### Problem to work on
Search the listing below for the word "myFilterAdvice" and copy each line that holds it.

### Records for the task
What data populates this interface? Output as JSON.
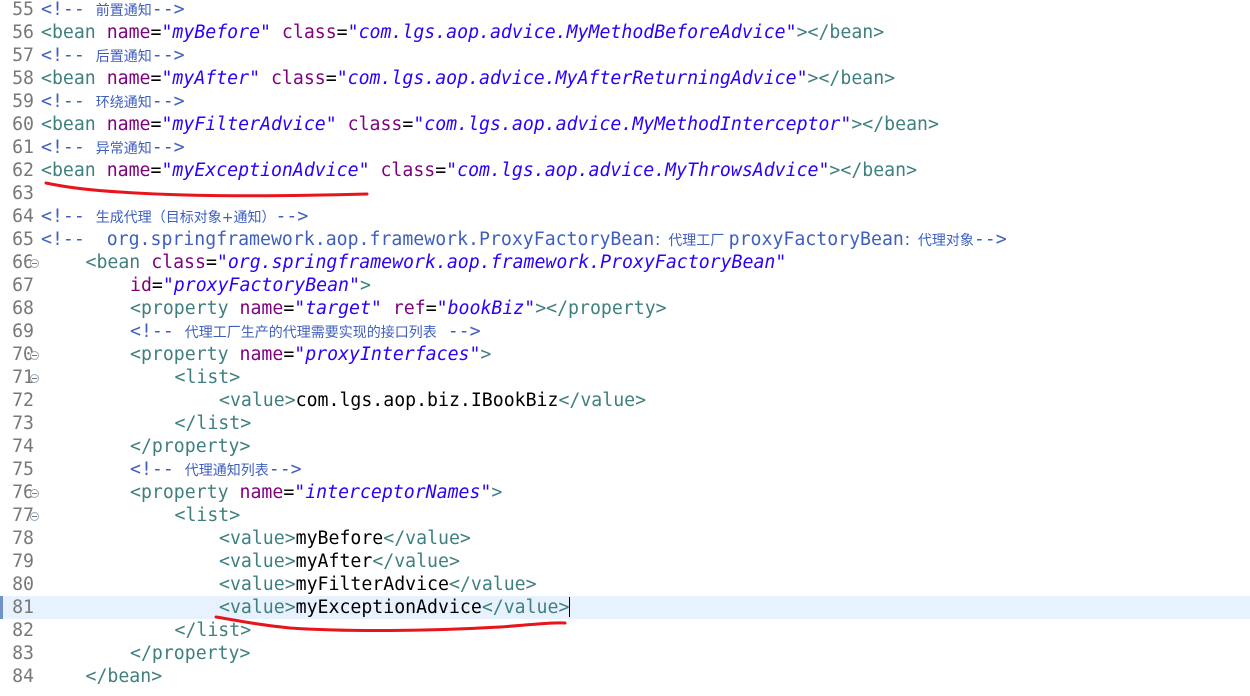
{
  "editor": {
    "lines": [
      {
        "num": "55",
        "indent": 0,
        "fold": false,
        "current": false,
        "tokens": [
          {
            "t": "cmt",
            "v": "<!-- "
          },
          {
            "t": "cmt-cn",
            "v": "前置通知"
          },
          {
            "t": "cmt",
            "v": "-->"
          }
        ]
      },
      {
        "num": "56",
        "indent": 0,
        "fold": false,
        "current": false,
        "tokens": [
          {
            "t": "tag",
            "v": "<bean "
          },
          {
            "t": "attr",
            "v": "name"
          },
          {
            "t": "eq",
            "v": "="
          },
          {
            "t": "val",
            "v": "\"myBefore\""
          },
          {
            "t": "txt",
            "v": " "
          },
          {
            "t": "attr",
            "v": "class"
          },
          {
            "t": "eq",
            "v": "="
          },
          {
            "t": "val",
            "v": "\"com.lgs.aop.advice.MyMethodBeforeAdvice\""
          },
          {
            "t": "tag",
            "v": "></bean>"
          }
        ]
      },
      {
        "num": "57",
        "indent": 0,
        "fold": false,
        "current": false,
        "tokens": [
          {
            "t": "cmt",
            "v": "<!-- "
          },
          {
            "t": "cmt-cn",
            "v": "后置通知"
          },
          {
            "t": "cmt",
            "v": "-->"
          }
        ]
      },
      {
        "num": "58",
        "indent": 0,
        "fold": false,
        "current": false,
        "tokens": [
          {
            "t": "tag",
            "v": "<bean "
          },
          {
            "t": "attr",
            "v": "name"
          },
          {
            "t": "eq",
            "v": "="
          },
          {
            "t": "val",
            "v": "\"myAfter\""
          },
          {
            "t": "txt",
            "v": " "
          },
          {
            "t": "attr",
            "v": "class"
          },
          {
            "t": "eq",
            "v": "="
          },
          {
            "t": "val",
            "v": "\"com.lgs.aop.advice.MyAfterReturningAdvice\""
          },
          {
            "t": "tag",
            "v": "></bean>"
          }
        ]
      },
      {
        "num": "59",
        "indent": 0,
        "fold": false,
        "current": false,
        "tokens": [
          {
            "t": "cmt",
            "v": "<!-- "
          },
          {
            "t": "cmt-cn",
            "v": "环绕通知"
          },
          {
            "t": "cmt",
            "v": "-->"
          }
        ]
      },
      {
        "num": "60",
        "indent": 0,
        "fold": false,
        "current": false,
        "tokens": [
          {
            "t": "tag",
            "v": "<bean "
          },
          {
            "t": "attr",
            "v": "name"
          },
          {
            "t": "eq",
            "v": "="
          },
          {
            "t": "val",
            "v": "\"myFilterAdvice\""
          },
          {
            "t": "txt",
            "v": " "
          },
          {
            "t": "attr",
            "v": "class"
          },
          {
            "t": "eq",
            "v": "="
          },
          {
            "t": "val",
            "v": "\"com.lgs.aop.advice.MyMethodInterceptor\""
          },
          {
            "t": "tag",
            "v": "></bean>"
          }
        ]
      },
      {
        "num": "61",
        "indent": 0,
        "fold": false,
        "current": false,
        "tokens": [
          {
            "t": "cmt",
            "v": "<!-- "
          },
          {
            "t": "cmt-cn",
            "v": "异常通知"
          },
          {
            "t": "cmt",
            "v": "-->"
          }
        ]
      },
      {
        "num": "62",
        "indent": 0,
        "fold": false,
        "current": false,
        "tokens": [
          {
            "t": "tag",
            "v": "<bean "
          },
          {
            "t": "attr",
            "v": "name"
          },
          {
            "t": "eq",
            "v": "="
          },
          {
            "t": "val",
            "v": "\"myExceptionAdvice\""
          },
          {
            "t": "txt",
            "v": " "
          },
          {
            "t": "attr",
            "v": "class"
          },
          {
            "t": "eq",
            "v": "="
          },
          {
            "t": "val",
            "v": "\"com.lgs.aop.advice.MyThrowsAdvice\""
          },
          {
            "t": "tag",
            "v": "></bean>"
          }
        ]
      },
      {
        "num": "63",
        "indent": 0,
        "fold": false,
        "current": false,
        "tokens": []
      },
      {
        "num": "64",
        "indent": 0,
        "fold": false,
        "current": false,
        "tokens": [
          {
            "t": "cmt",
            "v": "<!-- "
          },
          {
            "t": "cmt-cn",
            "v": "生成代理（目标对象+通知）"
          },
          {
            "t": "cmt",
            "v": "-->"
          }
        ]
      },
      {
        "num": "65",
        "indent": 0,
        "fold": false,
        "current": false,
        "tokens": [
          {
            "t": "cmt",
            "v": "<!--  org.springframework.aop.framework.ProxyFactoryBean"
          },
          {
            "t": "cmt-cn",
            "v": "：代理工厂 "
          },
          {
            "t": "cmt",
            "v": "proxyFactoryBean"
          },
          {
            "t": "cmt-cn",
            "v": "：代理对象"
          },
          {
            "t": "cmt",
            "v": "-->"
          }
        ]
      },
      {
        "num": "66",
        "indent": 1,
        "fold": true,
        "current": false,
        "tokens": [
          {
            "t": "tag",
            "v": "<bean "
          },
          {
            "t": "attr",
            "v": "class"
          },
          {
            "t": "eq",
            "v": "="
          },
          {
            "t": "val",
            "v": "\"org.springframework.aop.framework.ProxyFactoryBean\""
          }
        ]
      },
      {
        "num": "67",
        "indent": 2,
        "fold": false,
        "current": false,
        "tokens": [
          {
            "t": "attr",
            "v": "id"
          },
          {
            "t": "eq",
            "v": "="
          },
          {
            "t": "val",
            "v": "\"proxyFactoryBean\""
          },
          {
            "t": "tag",
            "v": ">"
          }
        ]
      },
      {
        "num": "68",
        "indent": 2,
        "fold": false,
        "current": false,
        "tokens": [
          {
            "t": "tag",
            "v": "<property "
          },
          {
            "t": "attr",
            "v": "name"
          },
          {
            "t": "eq",
            "v": "="
          },
          {
            "t": "val",
            "v": "\"target\""
          },
          {
            "t": "txt",
            "v": " "
          },
          {
            "t": "attr",
            "v": "ref"
          },
          {
            "t": "eq",
            "v": "="
          },
          {
            "t": "val",
            "v": "\"bookBiz\""
          },
          {
            "t": "tag",
            "v": "></property>"
          }
        ]
      },
      {
        "num": "69",
        "indent": 2,
        "fold": false,
        "current": false,
        "tokens": [
          {
            "t": "cmt",
            "v": "<!-- "
          },
          {
            "t": "cmt-cn",
            "v": "代理工厂生产的代理需要实现的接口列表"
          },
          {
            "t": "cmt",
            "v": " -->"
          }
        ]
      },
      {
        "num": "70",
        "indent": 2,
        "fold": true,
        "current": false,
        "tokens": [
          {
            "t": "tag",
            "v": "<property "
          },
          {
            "t": "attr",
            "v": "name"
          },
          {
            "t": "eq",
            "v": "="
          },
          {
            "t": "val",
            "v": "\"proxyInterfaces\""
          },
          {
            "t": "tag",
            "v": ">"
          }
        ]
      },
      {
        "num": "71",
        "indent": 3,
        "fold": true,
        "current": false,
        "tokens": [
          {
            "t": "tag",
            "v": "<list>"
          }
        ]
      },
      {
        "num": "72",
        "indent": 4,
        "fold": false,
        "current": false,
        "tokens": [
          {
            "t": "tag",
            "v": "<value>"
          },
          {
            "t": "txt",
            "v": "com.lgs.aop.biz.IBookBiz"
          },
          {
            "t": "tag",
            "v": "</value>"
          }
        ]
      },
      {
        "num": "73",
        "indent": 3,
        "fold": false,
        "current": false,
        "tokens": [
          {
            "t": "tag",
            "v": "</list>"
          }
        ]
      },
      {
        "num": "74",
        "indent": 2,
        "fold": false,
        "current": false,
        "tokens": [
          {
            "t": "tag",
            "v": "</property>"
          }
        ]
      },
      {
        "num": "75",
        "indent": 2,
        "fold": false,
        "current": false,
        "tokens": [
          {
            "t": "cmt",
            "v": "<!-- "
          },
          {
            "t": "cmt-cn",
            "v": "代理通知列表"
          },
          {
            "t": "cmt",
            "v": "-->"
          }
        ]
      },
      {
        "num": "76",
        "indent": 2,
        "fold": true,
        "current": false,
        "tokens": [
          {
            "t": "tag",
            "v": "<property "
          },
          {
            "t": "attr",
            "v": "name"
          },
          {
            "t": "eq",
            "v": "="
          },
          {
            "t": "val",
            "v": "\"interceptorNames\""
          },
          {
            "t": "tag",
            "v": ">"
          }
        ]
      },
      {
        "num": "77",
        "indent": 3,
        "fold": true,
        "current": false,
        "tokens": [
          {
            "t": "tag",
            "v": "<list>"
          }
        ]
      },
      {
        "num": "78",
        "indent": 4,
        "fold": false,
        "current": false,
        "tokens": [
          {
            "t": "tag",
            "v": "<value>"
          },
          {
            "t": "txt",
            "v": "myBefore"
          },
          {
            "t": "tag",
            "v": "</value>"
          }
        ]
      },
      {
        "num": "79",
        "indent": 4,
        "fold": false,
        "current": false,
        "tokens": [
          {
            "t": "tag",
            "v": "<value>"
          },
          {
            "t": "txt",
            "v": "myAfter"
          },
          {
            "t": "tag",
            "v": "</value>"
          }
        ]
      },
      {
        "num": "80",
        "indent": 4,
        "fold": false,
        "current": false,
        "tokens": [
          {
            "t": "tag",
            "v": "<value>"
          },
          {
            "t": "txt",
            "v": "myFilterAdvice"
          },
          {
            "t": "tag",
            "v": "</value>"
          }
        ]
      },
      {
        "num": "81",
        "indent": 4,
        "fold": false,
        "current": true,
        "tokens": [
          {
            "t": "tag",
            "v": "<value>"
          },
          {
            "t": "txt",
            "v": "myExceptionAdvice"
          },
          {
            "t": "tag",
            "v": "</value>"
          }
        ]
      },
      {
        "num": "82",
        "indent": 3,
        "fold": false,
        "current": false,
        "tokens": [
          {
            "t": "tag",
            "v": "</list>"
          }
        ]
      },
      {
        "num": "83",
        "indent": 2,
        "fold": false,
        "current": false,
        "tokens": [
          {
            "t": "tag",
            "v": "</property>"
          }
        ]
      },
      {
        "num": "84",
        "indent": 1,
        "fold": false,
        "current": false,
        "tokens": [
          {
            "t": "tag",
            "v": "</bean>"
          }
        ]
      }
    ]
  },
  "colors": {
    "tag": "#3f7f7f",
    "attribute": "#7f007f",
    "attribute_value": "#2a00ff",
    "comment": "#3f5fbf",
    "line_number": "#787878",
    "current_line_highlight": "#e8f2fe",
    "annotation_underline": "#e8141b"
  },
  "icons": {
    "fold": "fold-collapse-icon"
  }
}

### Exercise result
            "v": "\"myFilterAdvice\""
            "v": "myFilterAdvice"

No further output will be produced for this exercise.